### Task details
Write out the whole of the material exactly.

### Data shown
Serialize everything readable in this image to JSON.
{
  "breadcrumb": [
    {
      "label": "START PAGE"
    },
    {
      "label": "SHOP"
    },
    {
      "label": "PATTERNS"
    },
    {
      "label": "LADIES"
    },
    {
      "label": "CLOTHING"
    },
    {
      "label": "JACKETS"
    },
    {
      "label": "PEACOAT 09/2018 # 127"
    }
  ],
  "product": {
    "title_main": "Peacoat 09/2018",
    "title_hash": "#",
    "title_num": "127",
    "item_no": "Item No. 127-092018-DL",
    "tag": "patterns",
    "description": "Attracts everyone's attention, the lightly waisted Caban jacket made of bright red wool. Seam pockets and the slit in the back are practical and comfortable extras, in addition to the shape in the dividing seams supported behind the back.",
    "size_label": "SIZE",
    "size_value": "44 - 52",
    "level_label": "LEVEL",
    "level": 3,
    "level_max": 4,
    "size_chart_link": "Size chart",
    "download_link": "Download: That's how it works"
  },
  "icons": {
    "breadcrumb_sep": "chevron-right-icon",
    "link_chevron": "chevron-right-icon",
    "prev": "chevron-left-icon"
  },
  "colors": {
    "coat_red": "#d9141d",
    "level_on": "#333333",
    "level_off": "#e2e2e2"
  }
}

### Result of this exercise
Serialize everything readable in this image to JSON.
{
  "breadcrumb": [
    {
      "label": "START PAGE"
    },
    {
      "label": "SHOP"
    },
    {
      "label": "PATTERNS"
    },
    {
      "label": "LADIES"
    },
    {
      "label": "CLOTHING"
    },
    {
      "label": "JACKETS"
    },
    {
      "label": "PEACOAT 09/2018 # 127"
    }
  ],
  "product": {
    "title_main": "Peacoat 09/2018",
    "title_hash": "#",
    "title_num": "127",
    "item_no": "Item No. 127-092018-DL",
    "tag": "patterns",
    "description": "Attracts everyone's attention, the lightly waisted Caban jacket made of bright red wool. Seam pockets and the slit in the back are practical and comfortable extras, in addition to the shape in the dividing seams supported behind the back.",
    "size_label": "SIZE",
    "size_value": "44 - 52",
    "level_label": "LEVEL",
    "level": 3,
    "level_max": 4,
    "size_chart_link": "Size chart",
    "download_link": "Download: That's how it works"
  },
  "icons": {
    "breadcrumb_sep": "chevron-right-icon",
    "link_chevron": "chevron-right-icon",
    "prev": "chevron-left-icon"
  },
  "colors": {
    "coat_red": "#d9141d",
    "level_on": "#333333",
    "level_off": "#e2e2e2"
  }
}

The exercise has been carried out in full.